| Work to complete |
Which lines have the string "values"? Copy all of them from the entries below.

| Input data |
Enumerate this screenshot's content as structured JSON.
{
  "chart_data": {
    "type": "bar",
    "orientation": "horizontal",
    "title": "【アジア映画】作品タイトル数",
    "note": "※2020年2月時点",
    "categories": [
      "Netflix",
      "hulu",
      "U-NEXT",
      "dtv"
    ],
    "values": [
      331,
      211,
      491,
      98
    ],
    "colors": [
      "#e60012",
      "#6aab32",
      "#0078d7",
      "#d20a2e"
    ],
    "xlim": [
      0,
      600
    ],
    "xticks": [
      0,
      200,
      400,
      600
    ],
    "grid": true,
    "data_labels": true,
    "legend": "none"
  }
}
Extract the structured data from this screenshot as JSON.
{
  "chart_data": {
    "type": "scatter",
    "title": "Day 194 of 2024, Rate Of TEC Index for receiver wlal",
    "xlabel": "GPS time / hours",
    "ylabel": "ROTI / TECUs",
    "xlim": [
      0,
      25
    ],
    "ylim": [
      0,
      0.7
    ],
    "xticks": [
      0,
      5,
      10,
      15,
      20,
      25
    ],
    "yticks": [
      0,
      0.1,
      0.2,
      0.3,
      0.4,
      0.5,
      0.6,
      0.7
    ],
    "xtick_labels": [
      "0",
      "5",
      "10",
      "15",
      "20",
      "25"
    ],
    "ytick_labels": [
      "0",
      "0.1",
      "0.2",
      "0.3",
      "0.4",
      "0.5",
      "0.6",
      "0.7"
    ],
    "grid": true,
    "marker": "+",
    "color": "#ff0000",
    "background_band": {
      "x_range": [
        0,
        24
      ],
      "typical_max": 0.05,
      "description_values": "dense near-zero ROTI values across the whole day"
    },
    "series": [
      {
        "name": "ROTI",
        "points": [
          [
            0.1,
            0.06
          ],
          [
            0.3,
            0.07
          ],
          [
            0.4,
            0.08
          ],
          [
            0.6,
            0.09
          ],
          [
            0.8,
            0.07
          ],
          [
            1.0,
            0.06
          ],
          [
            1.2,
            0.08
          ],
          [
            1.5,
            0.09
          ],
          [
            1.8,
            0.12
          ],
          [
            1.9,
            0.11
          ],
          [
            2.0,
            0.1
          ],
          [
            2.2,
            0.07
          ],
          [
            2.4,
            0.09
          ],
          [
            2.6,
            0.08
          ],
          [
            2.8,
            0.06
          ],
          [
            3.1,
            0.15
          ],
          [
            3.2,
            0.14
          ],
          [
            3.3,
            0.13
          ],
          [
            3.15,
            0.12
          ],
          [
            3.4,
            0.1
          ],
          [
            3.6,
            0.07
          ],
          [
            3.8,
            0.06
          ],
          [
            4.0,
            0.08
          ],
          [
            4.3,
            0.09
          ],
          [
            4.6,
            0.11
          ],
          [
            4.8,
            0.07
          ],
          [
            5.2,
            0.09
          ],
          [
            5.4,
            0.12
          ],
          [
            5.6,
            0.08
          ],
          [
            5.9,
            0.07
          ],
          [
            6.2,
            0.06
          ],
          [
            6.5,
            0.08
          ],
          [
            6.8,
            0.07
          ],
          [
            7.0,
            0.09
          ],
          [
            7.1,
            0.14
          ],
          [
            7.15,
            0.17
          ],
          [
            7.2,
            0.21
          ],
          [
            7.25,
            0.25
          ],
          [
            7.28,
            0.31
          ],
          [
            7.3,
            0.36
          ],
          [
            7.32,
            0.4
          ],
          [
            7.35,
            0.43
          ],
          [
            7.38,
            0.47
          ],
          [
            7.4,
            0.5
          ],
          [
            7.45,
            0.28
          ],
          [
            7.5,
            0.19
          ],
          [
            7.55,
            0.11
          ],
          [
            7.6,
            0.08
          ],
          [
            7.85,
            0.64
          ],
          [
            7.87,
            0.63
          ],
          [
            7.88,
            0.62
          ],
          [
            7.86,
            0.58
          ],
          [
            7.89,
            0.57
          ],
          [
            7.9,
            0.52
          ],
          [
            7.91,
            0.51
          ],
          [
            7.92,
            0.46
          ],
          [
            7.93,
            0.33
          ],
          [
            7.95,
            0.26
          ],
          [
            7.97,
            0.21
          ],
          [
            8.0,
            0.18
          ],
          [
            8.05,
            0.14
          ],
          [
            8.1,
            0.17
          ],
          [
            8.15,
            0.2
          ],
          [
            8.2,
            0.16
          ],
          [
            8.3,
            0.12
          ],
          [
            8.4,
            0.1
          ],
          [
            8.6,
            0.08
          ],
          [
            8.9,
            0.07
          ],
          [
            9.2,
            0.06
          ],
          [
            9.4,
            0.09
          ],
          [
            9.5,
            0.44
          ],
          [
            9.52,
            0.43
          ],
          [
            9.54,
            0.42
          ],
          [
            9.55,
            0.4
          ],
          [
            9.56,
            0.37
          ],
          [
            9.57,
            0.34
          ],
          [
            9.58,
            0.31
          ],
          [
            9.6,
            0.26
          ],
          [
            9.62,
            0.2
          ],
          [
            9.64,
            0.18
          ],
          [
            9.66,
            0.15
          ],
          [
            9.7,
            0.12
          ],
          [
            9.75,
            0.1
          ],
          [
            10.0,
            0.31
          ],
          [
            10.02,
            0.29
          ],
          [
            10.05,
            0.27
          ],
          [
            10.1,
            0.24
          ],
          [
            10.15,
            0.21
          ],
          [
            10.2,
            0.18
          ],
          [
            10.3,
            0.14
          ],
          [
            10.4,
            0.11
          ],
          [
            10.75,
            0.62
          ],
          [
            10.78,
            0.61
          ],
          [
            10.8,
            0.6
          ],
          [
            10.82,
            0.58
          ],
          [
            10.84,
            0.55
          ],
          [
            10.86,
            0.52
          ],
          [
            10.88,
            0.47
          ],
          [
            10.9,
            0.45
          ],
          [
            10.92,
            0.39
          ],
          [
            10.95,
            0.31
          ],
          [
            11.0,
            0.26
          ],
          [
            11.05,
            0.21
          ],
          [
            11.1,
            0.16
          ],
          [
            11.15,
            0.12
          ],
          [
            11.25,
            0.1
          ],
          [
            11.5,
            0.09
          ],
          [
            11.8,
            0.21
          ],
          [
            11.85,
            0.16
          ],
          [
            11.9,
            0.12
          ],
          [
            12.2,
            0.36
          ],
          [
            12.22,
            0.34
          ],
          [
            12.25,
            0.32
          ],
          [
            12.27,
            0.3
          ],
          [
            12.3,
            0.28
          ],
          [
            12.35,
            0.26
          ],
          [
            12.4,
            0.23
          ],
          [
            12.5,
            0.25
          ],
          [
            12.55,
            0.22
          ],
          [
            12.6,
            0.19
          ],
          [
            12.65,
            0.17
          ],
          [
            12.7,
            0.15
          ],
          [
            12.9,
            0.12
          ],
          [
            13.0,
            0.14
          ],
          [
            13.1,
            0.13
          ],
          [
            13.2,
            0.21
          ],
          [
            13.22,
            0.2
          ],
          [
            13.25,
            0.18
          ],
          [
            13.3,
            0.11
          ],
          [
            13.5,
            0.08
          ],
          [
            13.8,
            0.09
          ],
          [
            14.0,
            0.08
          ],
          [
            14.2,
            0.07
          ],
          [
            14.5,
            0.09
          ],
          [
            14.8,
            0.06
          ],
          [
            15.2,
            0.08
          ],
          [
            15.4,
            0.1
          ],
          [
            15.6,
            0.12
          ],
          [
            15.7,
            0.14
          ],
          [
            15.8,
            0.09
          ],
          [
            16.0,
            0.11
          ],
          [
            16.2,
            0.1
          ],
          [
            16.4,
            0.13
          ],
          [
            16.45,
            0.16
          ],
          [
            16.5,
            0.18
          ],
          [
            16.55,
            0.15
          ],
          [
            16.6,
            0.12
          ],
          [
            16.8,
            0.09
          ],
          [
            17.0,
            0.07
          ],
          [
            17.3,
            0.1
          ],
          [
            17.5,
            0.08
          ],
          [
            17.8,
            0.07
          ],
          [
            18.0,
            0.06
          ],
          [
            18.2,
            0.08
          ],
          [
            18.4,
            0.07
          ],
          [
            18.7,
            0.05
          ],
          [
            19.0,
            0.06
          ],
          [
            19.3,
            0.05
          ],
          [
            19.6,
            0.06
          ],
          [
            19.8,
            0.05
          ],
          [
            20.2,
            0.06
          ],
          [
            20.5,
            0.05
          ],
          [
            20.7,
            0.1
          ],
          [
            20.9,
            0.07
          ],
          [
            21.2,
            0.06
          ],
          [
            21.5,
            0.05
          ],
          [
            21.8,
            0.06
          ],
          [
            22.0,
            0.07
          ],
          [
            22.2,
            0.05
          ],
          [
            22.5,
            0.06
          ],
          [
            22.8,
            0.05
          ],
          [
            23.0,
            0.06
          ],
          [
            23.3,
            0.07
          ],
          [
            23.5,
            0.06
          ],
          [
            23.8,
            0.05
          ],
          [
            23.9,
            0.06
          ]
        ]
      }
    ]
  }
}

| Task response |
    "values": [
      "description_values": "dense near-zero ROTI values across the whole day"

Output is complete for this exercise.